## Aim
Return each line of the listing that contains the string "предложения".

## Source material
_____

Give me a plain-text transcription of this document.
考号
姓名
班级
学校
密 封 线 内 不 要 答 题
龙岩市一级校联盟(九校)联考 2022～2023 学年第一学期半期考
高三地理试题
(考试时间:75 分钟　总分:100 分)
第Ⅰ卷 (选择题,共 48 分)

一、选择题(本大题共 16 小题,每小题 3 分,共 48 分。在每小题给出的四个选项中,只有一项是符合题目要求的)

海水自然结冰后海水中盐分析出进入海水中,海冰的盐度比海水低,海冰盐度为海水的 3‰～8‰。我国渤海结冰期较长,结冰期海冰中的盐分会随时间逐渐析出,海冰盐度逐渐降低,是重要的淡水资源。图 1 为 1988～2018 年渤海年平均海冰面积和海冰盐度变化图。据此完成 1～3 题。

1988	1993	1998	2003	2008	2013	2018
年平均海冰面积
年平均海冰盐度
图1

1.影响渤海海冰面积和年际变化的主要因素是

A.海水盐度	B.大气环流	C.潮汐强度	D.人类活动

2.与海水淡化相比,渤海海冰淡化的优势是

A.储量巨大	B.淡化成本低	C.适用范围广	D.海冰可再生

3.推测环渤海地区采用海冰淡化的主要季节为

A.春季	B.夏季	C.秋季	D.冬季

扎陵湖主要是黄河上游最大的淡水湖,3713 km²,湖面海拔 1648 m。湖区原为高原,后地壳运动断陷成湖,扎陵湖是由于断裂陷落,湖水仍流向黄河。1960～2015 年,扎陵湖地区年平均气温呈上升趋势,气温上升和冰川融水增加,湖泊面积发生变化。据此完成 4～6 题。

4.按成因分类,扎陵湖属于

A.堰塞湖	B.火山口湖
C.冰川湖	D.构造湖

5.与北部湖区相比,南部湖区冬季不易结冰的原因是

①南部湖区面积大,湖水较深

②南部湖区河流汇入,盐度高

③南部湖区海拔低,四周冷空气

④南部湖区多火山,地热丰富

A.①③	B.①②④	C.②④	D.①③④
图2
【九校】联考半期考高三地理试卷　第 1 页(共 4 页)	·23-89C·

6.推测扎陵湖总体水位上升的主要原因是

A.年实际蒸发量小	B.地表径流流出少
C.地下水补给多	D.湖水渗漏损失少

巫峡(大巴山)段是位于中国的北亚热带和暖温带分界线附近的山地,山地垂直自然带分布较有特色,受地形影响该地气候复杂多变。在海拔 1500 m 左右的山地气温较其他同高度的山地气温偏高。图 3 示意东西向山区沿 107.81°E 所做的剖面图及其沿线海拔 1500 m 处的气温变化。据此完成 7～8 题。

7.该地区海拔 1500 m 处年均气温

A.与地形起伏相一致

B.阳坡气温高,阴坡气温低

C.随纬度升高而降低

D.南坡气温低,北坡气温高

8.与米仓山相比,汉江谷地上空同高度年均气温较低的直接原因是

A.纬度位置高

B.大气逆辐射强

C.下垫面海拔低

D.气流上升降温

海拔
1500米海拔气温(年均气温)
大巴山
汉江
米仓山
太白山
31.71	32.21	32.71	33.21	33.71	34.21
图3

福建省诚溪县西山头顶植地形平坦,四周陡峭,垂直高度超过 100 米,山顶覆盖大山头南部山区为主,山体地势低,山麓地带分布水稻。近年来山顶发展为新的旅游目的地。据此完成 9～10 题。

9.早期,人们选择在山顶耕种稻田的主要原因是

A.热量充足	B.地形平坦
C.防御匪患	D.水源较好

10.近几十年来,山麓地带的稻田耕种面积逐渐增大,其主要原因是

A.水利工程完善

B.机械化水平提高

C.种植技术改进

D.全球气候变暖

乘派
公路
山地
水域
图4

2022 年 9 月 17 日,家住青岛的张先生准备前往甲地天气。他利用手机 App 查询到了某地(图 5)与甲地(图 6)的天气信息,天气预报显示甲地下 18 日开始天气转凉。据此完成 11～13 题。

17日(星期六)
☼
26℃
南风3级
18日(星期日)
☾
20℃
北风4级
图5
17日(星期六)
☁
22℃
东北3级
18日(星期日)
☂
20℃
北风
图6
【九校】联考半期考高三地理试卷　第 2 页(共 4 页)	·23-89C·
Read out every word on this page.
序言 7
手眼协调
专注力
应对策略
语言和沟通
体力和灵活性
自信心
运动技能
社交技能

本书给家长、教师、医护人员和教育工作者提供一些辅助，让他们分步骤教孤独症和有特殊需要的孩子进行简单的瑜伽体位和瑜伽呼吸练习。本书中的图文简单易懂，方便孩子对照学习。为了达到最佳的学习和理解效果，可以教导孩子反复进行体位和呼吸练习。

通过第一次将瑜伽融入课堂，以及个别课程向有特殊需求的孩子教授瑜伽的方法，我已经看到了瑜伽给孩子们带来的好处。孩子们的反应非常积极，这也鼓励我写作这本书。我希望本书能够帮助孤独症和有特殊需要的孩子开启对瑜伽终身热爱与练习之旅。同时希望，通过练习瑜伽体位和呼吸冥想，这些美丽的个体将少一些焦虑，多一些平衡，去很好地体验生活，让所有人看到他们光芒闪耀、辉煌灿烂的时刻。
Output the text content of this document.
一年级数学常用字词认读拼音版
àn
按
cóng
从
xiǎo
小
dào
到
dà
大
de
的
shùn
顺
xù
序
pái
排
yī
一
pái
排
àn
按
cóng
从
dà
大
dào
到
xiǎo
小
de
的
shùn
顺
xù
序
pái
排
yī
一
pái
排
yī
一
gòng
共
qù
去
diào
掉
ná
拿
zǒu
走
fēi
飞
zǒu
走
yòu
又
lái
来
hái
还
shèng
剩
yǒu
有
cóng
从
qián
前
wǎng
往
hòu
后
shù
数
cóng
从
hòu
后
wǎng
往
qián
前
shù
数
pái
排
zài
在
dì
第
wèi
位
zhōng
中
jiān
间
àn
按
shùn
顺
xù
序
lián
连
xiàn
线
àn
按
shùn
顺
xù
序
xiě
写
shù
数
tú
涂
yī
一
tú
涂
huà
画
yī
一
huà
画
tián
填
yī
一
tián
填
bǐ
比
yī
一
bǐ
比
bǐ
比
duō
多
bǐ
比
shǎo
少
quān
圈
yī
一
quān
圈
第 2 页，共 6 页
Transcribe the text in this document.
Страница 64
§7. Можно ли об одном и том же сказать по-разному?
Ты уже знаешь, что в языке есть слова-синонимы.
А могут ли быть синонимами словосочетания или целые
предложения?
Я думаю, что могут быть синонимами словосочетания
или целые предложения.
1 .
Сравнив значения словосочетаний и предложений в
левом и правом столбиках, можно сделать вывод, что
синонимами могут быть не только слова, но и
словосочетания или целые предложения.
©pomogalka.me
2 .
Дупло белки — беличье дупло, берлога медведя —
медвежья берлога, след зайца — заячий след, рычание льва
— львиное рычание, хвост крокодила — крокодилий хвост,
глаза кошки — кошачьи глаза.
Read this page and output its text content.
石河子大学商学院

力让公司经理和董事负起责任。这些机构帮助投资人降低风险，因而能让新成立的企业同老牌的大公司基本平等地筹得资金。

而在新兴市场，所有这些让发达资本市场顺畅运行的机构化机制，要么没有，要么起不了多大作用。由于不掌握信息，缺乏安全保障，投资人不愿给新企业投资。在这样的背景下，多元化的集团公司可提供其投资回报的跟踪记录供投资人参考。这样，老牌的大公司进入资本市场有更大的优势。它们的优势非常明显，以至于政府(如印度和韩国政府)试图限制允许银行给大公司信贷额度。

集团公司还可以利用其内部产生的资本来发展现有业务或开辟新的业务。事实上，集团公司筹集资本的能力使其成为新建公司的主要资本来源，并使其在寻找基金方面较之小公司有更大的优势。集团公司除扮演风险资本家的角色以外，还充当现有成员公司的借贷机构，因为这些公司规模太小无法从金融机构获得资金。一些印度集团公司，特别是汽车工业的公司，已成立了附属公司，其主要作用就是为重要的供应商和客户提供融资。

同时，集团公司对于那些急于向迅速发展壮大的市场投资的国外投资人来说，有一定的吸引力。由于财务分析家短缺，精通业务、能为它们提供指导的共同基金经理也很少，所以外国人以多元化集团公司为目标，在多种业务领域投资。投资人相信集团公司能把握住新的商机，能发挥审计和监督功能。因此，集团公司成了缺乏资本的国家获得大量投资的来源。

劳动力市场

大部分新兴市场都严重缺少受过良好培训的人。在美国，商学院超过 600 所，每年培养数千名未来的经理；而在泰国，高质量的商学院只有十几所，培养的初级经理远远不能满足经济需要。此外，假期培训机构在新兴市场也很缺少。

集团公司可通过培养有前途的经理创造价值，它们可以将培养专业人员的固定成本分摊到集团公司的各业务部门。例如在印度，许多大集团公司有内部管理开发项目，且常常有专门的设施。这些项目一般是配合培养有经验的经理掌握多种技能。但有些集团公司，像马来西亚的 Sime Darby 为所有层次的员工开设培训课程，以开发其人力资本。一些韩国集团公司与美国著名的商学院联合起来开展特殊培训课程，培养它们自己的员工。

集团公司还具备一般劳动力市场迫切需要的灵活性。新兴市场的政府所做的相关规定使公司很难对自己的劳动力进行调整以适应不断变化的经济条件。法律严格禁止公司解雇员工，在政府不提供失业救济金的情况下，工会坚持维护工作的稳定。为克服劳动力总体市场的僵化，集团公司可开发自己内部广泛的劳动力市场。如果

_____

## Answer for this exercise
предложения?
или целые предложения.
словосочетания или целые предложения.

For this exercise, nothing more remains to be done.